**WHAT IS BEING ASKED**
Reproduce every entry that follows word for word, but omit the images.

**DATA ROWS**

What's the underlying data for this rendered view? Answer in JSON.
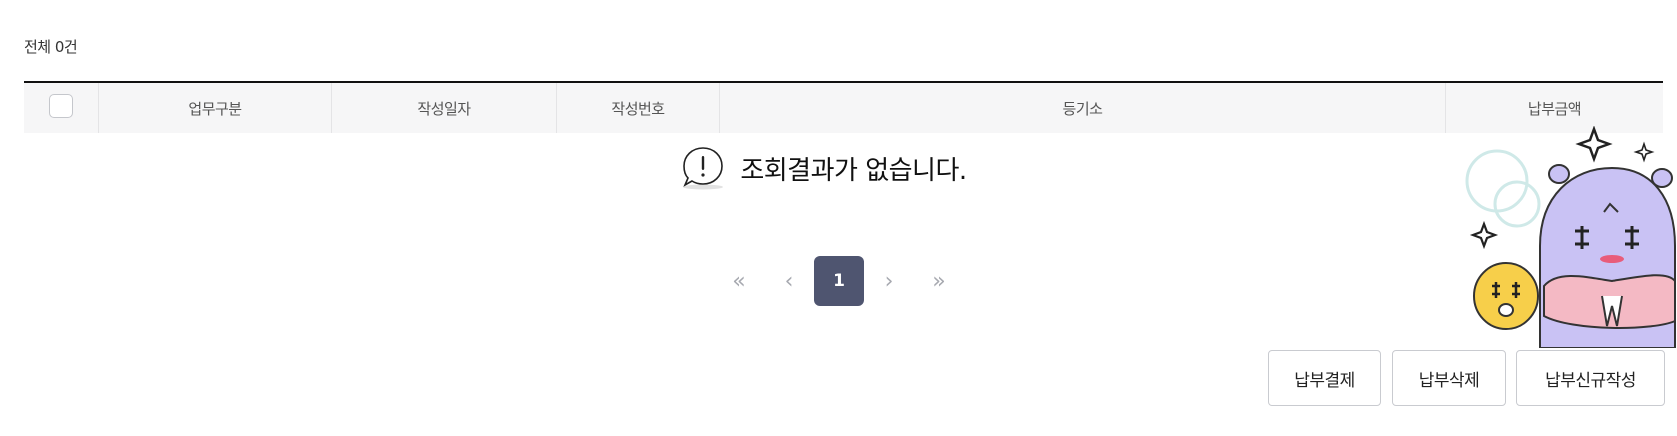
{
  "summary": {
    "total_label": "전체 0건"
  },
  "table": {
    "columns": [
      "업무구분",
      "작성일자",
      "작성번호",
      "등기소",
      "납부금액"
    ],
    "rows": [],
    "empty_message": "조회결과가 없습니다."
  },
  "pagination": {
    "first": "«",
    "prev": "‹",
    "current_page": "1",
    "next": "›",
    "last": "»"
  },
  "actions": {
    "pay_label": "납부결제",
    "delete_label": "납부삭제",
    "new_label": "납부신규작성"
  },
  "icons": {
    "empty": "alert-speech-bubble-icon",
    "mascot": "character-sticker-icon"
  },
  "colors": {
    "header_border": "#111111",
    "header_bg": "#f6f6f7",
    "current_page_bg": "#4f5570",
    "button_border": "#c9cbd0"
  }
}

**WORKED SOLUTION**
What's the underlying data for this rendered view? Answer in JSON.
{
  "summary": {
    "total_label": "전체 0건"
  },
  "table": {
    "columns": [
      "업무구분",
      "작성일자",
      "작성번호",
      "등기소",
      "납부금액"
    ],
    "rows": [],
    "empty_message": "조회결과가 없습니다."
  },
  "pagination": {
    "first": "«",
    "prev": "‹",
    "current_page": "1",
    "next": "›",
    "last": "»"
  },
  "actions": {
    "pay_label": "납부결제",
    "delete_label": "납부삭제",
    "new_label": "납부신규작성"
  },
  "icons": {
    "empty": "alert-speech-bubble-icon",
    "mascot": "character-sticker-icon"
  },
  "colors": {
    "header_border": "#111111",
    "header_bg": "#f6f6f7",
    "current_page_bg": "#4f5570",
    "button_border": "#c9cbd0"
  }
}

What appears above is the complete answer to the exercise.